**AIM OF THE TASK**
Extract every line that contains the word "oluşur".

**Saved entries**
** Begin **

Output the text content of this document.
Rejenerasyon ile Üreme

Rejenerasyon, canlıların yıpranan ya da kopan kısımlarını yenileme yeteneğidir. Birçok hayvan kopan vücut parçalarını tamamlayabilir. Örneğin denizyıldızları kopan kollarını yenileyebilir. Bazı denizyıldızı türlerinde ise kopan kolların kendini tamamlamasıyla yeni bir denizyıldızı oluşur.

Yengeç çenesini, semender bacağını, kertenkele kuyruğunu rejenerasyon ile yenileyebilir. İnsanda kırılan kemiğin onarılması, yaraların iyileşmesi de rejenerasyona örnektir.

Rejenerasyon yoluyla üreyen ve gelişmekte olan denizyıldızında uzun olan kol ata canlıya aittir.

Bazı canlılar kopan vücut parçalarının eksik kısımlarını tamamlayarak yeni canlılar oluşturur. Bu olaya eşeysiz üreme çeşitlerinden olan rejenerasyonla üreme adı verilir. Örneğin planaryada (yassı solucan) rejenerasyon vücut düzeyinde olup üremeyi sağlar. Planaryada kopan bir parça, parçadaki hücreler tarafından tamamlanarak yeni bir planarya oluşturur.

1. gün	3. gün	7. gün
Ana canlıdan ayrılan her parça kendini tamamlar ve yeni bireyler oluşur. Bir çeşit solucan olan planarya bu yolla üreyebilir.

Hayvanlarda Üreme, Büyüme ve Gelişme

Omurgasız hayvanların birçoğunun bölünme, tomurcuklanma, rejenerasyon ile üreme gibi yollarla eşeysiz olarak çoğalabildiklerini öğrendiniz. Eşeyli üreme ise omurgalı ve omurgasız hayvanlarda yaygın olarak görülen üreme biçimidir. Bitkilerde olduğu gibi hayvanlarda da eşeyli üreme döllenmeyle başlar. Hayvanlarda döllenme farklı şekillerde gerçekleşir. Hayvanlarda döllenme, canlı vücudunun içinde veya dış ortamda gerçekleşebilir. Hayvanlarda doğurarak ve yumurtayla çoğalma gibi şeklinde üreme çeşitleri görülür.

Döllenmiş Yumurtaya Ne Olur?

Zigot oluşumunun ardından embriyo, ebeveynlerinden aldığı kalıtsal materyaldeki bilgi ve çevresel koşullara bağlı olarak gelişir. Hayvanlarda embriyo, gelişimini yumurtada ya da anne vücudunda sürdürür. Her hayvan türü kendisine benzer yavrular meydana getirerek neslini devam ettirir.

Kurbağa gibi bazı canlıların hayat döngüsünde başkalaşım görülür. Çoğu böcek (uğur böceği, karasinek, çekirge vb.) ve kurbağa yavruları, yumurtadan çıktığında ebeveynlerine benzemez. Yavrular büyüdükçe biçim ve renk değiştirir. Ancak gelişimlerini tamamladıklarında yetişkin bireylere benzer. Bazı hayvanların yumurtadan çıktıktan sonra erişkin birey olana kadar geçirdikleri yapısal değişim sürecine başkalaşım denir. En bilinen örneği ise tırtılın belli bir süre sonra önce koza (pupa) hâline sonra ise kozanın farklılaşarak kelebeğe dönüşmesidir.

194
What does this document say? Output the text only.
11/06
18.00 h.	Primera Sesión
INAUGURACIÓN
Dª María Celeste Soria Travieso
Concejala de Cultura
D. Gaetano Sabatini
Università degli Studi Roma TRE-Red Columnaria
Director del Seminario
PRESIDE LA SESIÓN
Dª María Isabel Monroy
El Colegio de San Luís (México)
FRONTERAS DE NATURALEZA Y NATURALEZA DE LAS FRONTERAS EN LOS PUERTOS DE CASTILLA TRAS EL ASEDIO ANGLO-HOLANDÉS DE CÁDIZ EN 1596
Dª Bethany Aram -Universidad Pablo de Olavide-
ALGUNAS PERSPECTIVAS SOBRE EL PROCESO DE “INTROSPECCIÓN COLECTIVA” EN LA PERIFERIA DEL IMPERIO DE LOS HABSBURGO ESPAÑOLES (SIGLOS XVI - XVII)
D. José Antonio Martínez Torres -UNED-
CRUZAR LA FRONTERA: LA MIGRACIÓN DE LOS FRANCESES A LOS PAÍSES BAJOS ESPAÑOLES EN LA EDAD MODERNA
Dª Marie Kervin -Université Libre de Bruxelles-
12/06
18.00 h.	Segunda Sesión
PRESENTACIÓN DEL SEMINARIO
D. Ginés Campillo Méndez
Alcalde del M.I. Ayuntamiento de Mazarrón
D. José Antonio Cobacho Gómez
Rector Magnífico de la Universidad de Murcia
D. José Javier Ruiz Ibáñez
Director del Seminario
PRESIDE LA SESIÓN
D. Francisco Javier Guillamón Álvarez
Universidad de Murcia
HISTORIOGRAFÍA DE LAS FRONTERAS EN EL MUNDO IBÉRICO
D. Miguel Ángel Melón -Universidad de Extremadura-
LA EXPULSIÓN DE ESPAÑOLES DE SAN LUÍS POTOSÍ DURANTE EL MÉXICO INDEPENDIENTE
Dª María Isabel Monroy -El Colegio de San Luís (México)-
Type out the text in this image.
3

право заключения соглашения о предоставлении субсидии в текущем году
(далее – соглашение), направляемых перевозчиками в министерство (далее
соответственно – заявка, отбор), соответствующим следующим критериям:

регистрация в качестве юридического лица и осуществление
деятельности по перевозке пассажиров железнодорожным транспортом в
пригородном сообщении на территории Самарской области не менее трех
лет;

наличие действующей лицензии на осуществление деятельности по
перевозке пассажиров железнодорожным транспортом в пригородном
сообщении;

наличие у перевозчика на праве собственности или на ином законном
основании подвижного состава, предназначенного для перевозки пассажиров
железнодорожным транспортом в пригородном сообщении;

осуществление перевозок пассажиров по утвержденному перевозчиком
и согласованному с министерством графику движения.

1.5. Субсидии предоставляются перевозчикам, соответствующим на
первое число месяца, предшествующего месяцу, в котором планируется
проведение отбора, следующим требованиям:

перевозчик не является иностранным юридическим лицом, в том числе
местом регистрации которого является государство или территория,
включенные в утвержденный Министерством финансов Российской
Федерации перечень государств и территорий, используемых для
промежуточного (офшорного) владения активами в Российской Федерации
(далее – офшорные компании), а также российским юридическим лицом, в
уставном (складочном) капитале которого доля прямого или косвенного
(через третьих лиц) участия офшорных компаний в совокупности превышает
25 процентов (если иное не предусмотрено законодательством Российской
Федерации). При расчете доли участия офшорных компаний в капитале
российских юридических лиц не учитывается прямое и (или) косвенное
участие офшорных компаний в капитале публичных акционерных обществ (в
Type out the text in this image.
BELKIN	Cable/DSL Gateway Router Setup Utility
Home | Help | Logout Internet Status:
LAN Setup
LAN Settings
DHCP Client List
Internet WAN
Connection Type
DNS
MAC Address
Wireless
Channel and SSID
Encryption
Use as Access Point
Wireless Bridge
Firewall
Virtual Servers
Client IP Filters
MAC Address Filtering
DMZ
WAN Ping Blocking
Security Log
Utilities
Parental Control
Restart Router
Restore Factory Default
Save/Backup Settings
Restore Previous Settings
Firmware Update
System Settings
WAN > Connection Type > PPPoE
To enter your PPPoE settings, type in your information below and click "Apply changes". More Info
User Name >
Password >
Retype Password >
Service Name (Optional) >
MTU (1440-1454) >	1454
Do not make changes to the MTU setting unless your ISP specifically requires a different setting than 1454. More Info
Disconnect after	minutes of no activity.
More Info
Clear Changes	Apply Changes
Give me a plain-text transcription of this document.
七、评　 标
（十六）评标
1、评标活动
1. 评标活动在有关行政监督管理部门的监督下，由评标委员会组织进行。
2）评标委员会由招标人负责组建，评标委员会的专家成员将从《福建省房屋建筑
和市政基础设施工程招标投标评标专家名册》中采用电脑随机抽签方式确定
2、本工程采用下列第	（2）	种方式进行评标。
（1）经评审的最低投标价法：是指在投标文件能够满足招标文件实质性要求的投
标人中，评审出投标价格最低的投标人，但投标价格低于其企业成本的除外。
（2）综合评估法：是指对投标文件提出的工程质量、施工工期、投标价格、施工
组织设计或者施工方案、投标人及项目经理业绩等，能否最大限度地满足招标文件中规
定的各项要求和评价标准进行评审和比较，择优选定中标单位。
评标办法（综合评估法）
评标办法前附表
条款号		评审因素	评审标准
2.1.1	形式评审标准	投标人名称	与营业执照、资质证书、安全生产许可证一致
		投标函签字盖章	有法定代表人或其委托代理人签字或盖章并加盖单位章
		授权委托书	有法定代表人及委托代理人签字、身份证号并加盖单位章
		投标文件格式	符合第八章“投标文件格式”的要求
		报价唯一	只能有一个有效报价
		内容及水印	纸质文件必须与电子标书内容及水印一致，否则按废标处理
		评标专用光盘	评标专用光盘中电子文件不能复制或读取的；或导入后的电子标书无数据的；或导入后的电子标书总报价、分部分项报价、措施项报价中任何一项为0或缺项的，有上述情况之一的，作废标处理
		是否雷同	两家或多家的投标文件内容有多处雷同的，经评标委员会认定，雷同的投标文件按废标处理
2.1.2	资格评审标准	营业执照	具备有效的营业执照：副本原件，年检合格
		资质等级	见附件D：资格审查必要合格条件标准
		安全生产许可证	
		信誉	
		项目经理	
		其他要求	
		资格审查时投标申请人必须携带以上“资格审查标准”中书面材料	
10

** End **

**EXERCISE OUTPUT**
Rejenerasyon, canlıların yıpranan ya da kopan kısımlarını yenileme yeteneğidir. Birçok hayvan kopan vücut parçalarını tamamlayabilir. Örneğin denizyıldızları kopan kollarını yenileyebilir. Bazı denizyıldızı türlerinde ise kopan kolların kendini tamamlamasıyla yeni bir denizyıldızı oluşur.
Ana canlıdan ayrılan her parça kendini tamamlar ve yeni bireyler oluşur. Bir çeşit solucan olan planarya bu yolla üreyebilir.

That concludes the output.